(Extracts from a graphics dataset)
>> start

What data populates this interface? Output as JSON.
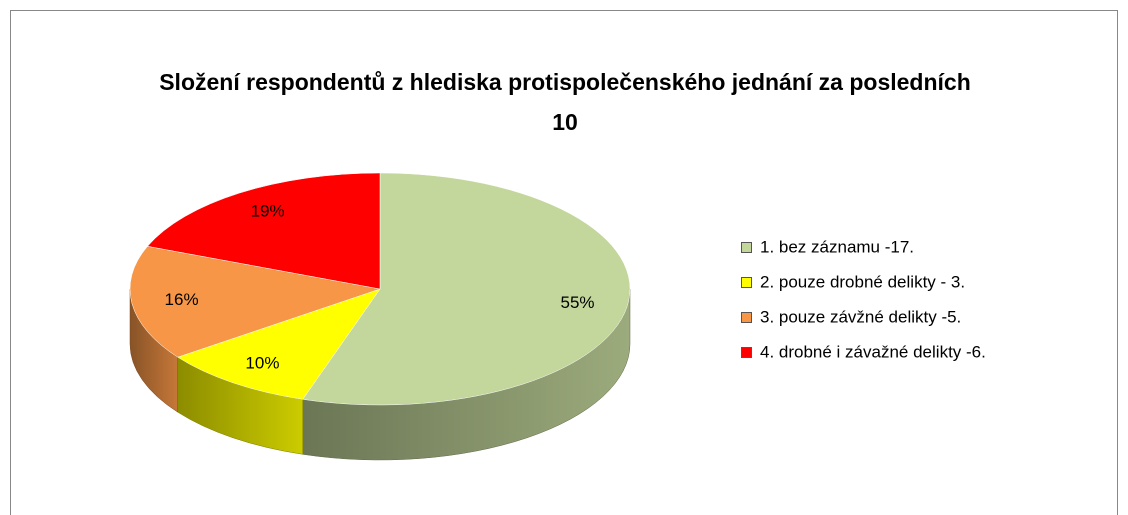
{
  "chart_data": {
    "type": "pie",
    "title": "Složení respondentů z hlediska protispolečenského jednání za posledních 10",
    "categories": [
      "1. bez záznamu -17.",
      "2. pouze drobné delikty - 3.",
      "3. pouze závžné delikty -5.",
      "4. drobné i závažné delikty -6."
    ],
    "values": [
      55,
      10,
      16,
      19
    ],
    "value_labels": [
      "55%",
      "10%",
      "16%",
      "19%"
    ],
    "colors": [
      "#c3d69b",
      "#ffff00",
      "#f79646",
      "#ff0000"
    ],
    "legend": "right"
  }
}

>> end

> The exercise:
Quote the records in their entirety, keeping the wording exact and excluding pictures.

> Output for this task:
What data populates this interface? Output as JSON.
{
  "chart_data": {
    "type": "pie",
    "title": "Složení respondentů z hlediska protispolečenského jednání za posledních 10",
    "categories": [
      "1. bez záznamu -17.",
      "2. pouze drobné delikty - 3.",
      "3. pouze závžné delikty -5.",
      "4. drobné i závažné delikty -6."
    ],
    "values": [
      55,
      10,
      16,
      19
    ],
    "value_labels": [
      "55%",
      "10%",
      "16%",
      "19%"
    ],
    "colors": [
      "#c3d69b",
      "#ffff00",
      "#f79646",
      "#ff0000"
    ],
    "legend": "right"
  }
}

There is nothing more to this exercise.